**WHAT THIS TASK INVOLVES**
Give the listing again exactly, omitting its images.

[Dataset rows about figures]
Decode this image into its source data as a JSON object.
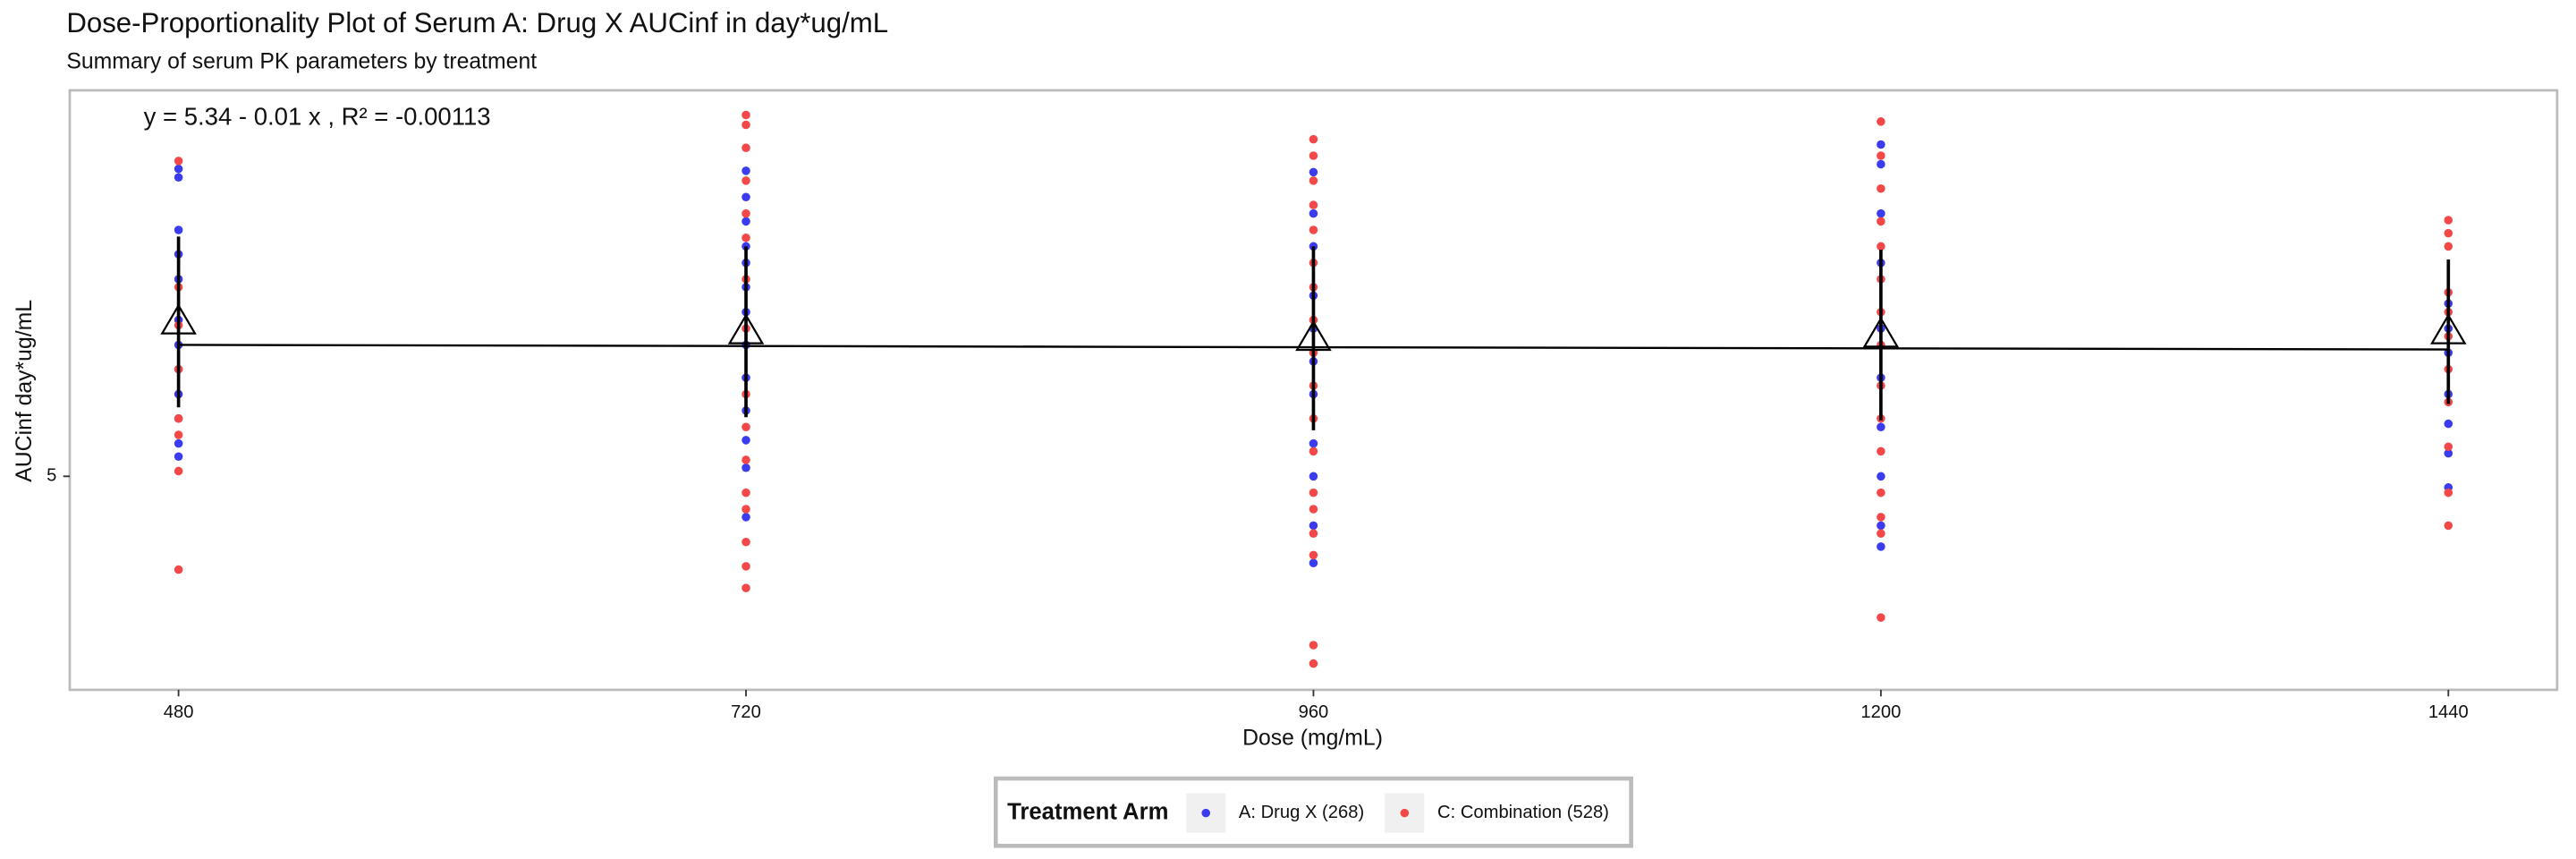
{
  "chart_data": {
    "type": "scatter",
    "title": "Dose-Proportionality Plot of Serum A: Drug X AUCinf in day*ug/mL",
    "subtitle": "Summary of serum PK parameters by treatment",
    "annotation": "y = 5.34 - 0.01 x , R² = -0.00113",
    "x_label": "Dose (mg/mL)",
    "y_label": "AUCinf day*ug/mL",
    "xlim": [
      434,
      1486
    ],
    "xticks": [
      480,
      720,
      960,
      1200,
      1440
    ],
    "ylim": [
      1.75,
      10.875
    ],
    "yticks": [
      5
    ],
    "legend_title": "Treatment Arm",
    "legend": "bottom",
    "series": [
      {
        "name": "A: Drug X (268)",
        "color": "#3b3bf0",
        "x": [
          480,
          480,
          480,
          480,
          480,
          480,
          480,
          480,
          480,
          480,
          480,
          480,
          720,
          720,
          720,
          720,
          720,
          720,
          720,
          720,
          720,
          720,
          720,
          720,
          720,
          960,
          960,
          960,
          960,
          960,
          960,
          960,
          960,
          960,
          960,
          960,
          1200,
          1200,
          1200,
          1200,
          1200,
          1200,
          1200,
          1200,
          1200,
          1200,
          1440,
          1440,
          1440,
          1440,
          1440,
          1440,
          1440
        ],
        "values": [
          9.68,
          9.55,
          8.75,
          8.38,
          8.0,
          7.38,
          7.0,
          6.63,
          6.25,
          5.88,
          5.5,
          5.3,
          9.65,
          9.25,
          8.88,
          8.5,
          8.25,
          7.88,
          7.5,
          7.0,
          6.5,
          6.0,
          5.55,
          5.13,
          4.38,
          9.63,
          9.0,
          8.5,
          7.75,
          7.25,
          6.75,
          6.25,
          5.5,
          5.0,
          4.25,
          3.68,
          10.05,
          9.75,
          9.0,
          8.25,
          7.25,
          6.5,
          5.75,
          5.0,
          4.25,
          3.93,
          7.63,
          7.25,
          6.88,
          6.25,
          5.8,
          5.35,
          4.83
        ]
      },
      {
        "name": "C: Combination (528)",
        "color": "#f44848",
        "x": [
          480,
          480,
          480,
          480,
          480,
          480,
          480,
          480,
          720,
          720,
          720,
          720,
          720,
          720,
          720,
          720,
          720,
          720,
          720,
          720,
          720,
          720,
          720,
          720,
          960,
          960,
          960,
          960,
          960,
          960,
          960,
          960,
          960,
          960,
          960,
          960,
          960,
          960,
          960,
          960,
          960,
          960,
          1200,
          1200,
          1200,
          1200,
          1200,
          1200,
          1200,
          1200,
          1200,
          1200,
          1200,
          1200,
          1200,
          1200,
          1200,
          1440,
          1440,
          1440,
          1440,
          1440,
          1440,
          1440,
          1440,
          1440,
          1440,
          1440
        ],
        "values": [
          9.8,
          7.88,
          7.3,
          6.63,
          5.88,
          5.63,
          5.08,
          3.58,
          10.5,
          10.35,
          10.0,
          9.5,
          9.0,
          8.63,
          8.0,
          7.25,
          6.25,
          5.75,
          5.25,
          4.75,
          4.5,
          4.0,
          3.63,
          3.3,
          10.13,
          9.88,
          9.5,
          9.13,
          8.75,
          8.25,
          7.88,
          7.38,
          6.88,
          6.38,
          5.88,
          5.38,
          4.75,
          4.5,
          4.13,
          3.8,
          2.43,
          2.15,
          10.4,
          9.88,
          9.38,
          8.88,
          8.5,
          8.0,
          7.5,
          7.0,
          6.38,
          5.88,
          5.38,
          4.75,
          4.38,
          4.13,
          2.85,
          8.9,
          8.7,
          8.5,
          7.8,
          7.5,
          7.13,
          6.63,
          6.13,
          5.45,
          4.75,
          4.25
        ]
      }
    ],
    "summary": {
      "x": [
        480,
        720,
        960,
        1200,
        1440
      ],
      "values": [
        7.35,
        7.2,
        7.1,
        7.15,
        7.2
      ],
      "errors": [
        1.3,
        1.3,
        1.4,
        1.3,
        1.1
      ]
    },
    "fit": {
      "x": [
        480,
        1440
      ],
      "values": [
        7.0,
        6.93
      ]
    }
  }
}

**WRITTEN RESPONSE**
Decode this image into its source data as a JSON object.
{
  "chart_data": {
    "type": "scatter",
    "title": "Dose-Proportionality Plot of Serum A: Drug X AUCinf in day*ug/mL",
    "subtitle": "Summary of serum PK parameters by treatment",
    "annotation": "y = 5.34 - 0.01 x , R² = -0.00113",
    "x_label": "Dose (mg/mL)",
    "y_label": "AUCinf day*ug/mL",
    "xlim": [
      434,
      1486
    ],
    "xticks": [
      480,
      720,
      960,
      1200,
      1440
    ],
    "ylim": [
      1.75,
      10.875
    ],
    "yticks": [
      5
    ],
    "legend_title": "Treatment Arm",
    "legend": "bottom",
    "series": [
      {
        "name": "A: Drug X (268)",
        "color": "#3b3bf0",
        "x": [
          480,
          480,
          480,
          480,
          480,
          480,
          480,
          480,
          480,
          480,
          480,
          480,
          720,
          720,
          720,
          720,
          720,
          720,
          720,
          720,
          720,
          720,
          720,
          720,
          720,
          960,
          960,
          960,
          960,
          960,
          960,
          960,
          960,
          960,
          960,
          960,
          1200,
          1200,
          1200,
          1200,
          1200,
          1200,
          1200,
          1200,
          1200,
          1200,
          1440,
          1440,
          1440,
          1440,
          1440,
          1440,
          1440
        ],
        "values": [
          9.68,
          9.55,
          8.75,
          8.38,
          8.0,
          7.38,
          7.0,
          6.63,
          6.25,
          5.88,
          5.5,
          5.3,
          9.65,
          9.25,
          8.88,
          8.5,
          8.25,
          7.88,
          7.5,
          7.0,
          6.5,
          6.0,
          5.55,
          5.13,
          4.38,
          9.63,
          9.0,
          8.5,
          7.75,
          7.25,
          6.75,
          6.25,
          5.5,
          5.0,
          4.25,
          3.68,
          10.05,
          9.75,
          9.0,
          8.25,
          7.25,
          6.5,
          5.75,
          5.0,
          4.25,
          3.93,
          7.63,
          7.25,
          6.88,
          6.25,
          5.8,
          5.35,
          4.83
        ]
      },
      {
        "name": "C: Combination (528)",
        "color": "#f44848",
        "x": [
          480,
          480,
          480,
          480,
          480,
          480,
          480,
          480,
          720,
          720,
          720,
          720,
          720,
          720,
          720,
          720,
          720,
          720,
          720,
          720,
          720,
          720,
          720,
          720,
          960,
          960,
          960,
          960,
          960,
          960,
          960,
          960,
          960,
          960,
          960,
          960,
          960,
          960,
          960,
          960,
          960,
          960,
          1200,
          1200,
          1200,
          1200,
          1200,
          1200,
          1200,
          1200,
          1200,
          1200,
          1200,
          1200,
          1200,
          1200,
          1200,
          1440,
          1440,
          1440,
          1440,
          1440,
          1440,
          1440,
          1440,
          1440,
          1440,
          1440
        ],
        "values": [
          9.8,
          7.88,
          7.3,
          6.63,
          5.88,
          5.63,
          5.08,
          3.58,
          10.5,
          10.35,
          10.0,
          9.5,
          9.0,
          8.63,
          8.0,
          7.25,
          6.25,
          5.75,
          5.25,
          4.75,
          4.5,
          4.0,
          3.63,
          3.3,
          10.13,
          9.88,
          9.5,
          9.13,
          8.75,
          8.25,
          7.88,
          7.38,
          6.88,
          6.38,
          5.88,
          5.38,
          4.75,
          4.5,
          4.13,
          3.8,
          2.43,
          2.15,
          10.4,
          9.88,
          9.38,
          8.88,
          8.5,
          8.0,
          7.5,
          7.0,
          6.38,
          5.88,
          5.38,
          4.75,
          4.38,
          4.13,
          2.85,
          8.9,
          8.7,
          8.5,
          7.8,
          7.5,
          7.13,
          6.63,
          6.13,
          5.45,
          4.75,
          4.25
        ]
      }
    ],
    "summary": {
      "x": [
        480,
        720,
        960,
        1200,
        1440
      ],
      "values": [
        7.35,
        7.2,
        7.1,
        7.15,
        7.2
      ],
      "errors": [
        1.3,
        1.3,
        1.4,
        1.3,
        1.1
      ]
    },
    "fit": {
      "x": [
        480,
        1440
      ],
      "values": [
        7.0,
        6.93
      ]
    }
  }
}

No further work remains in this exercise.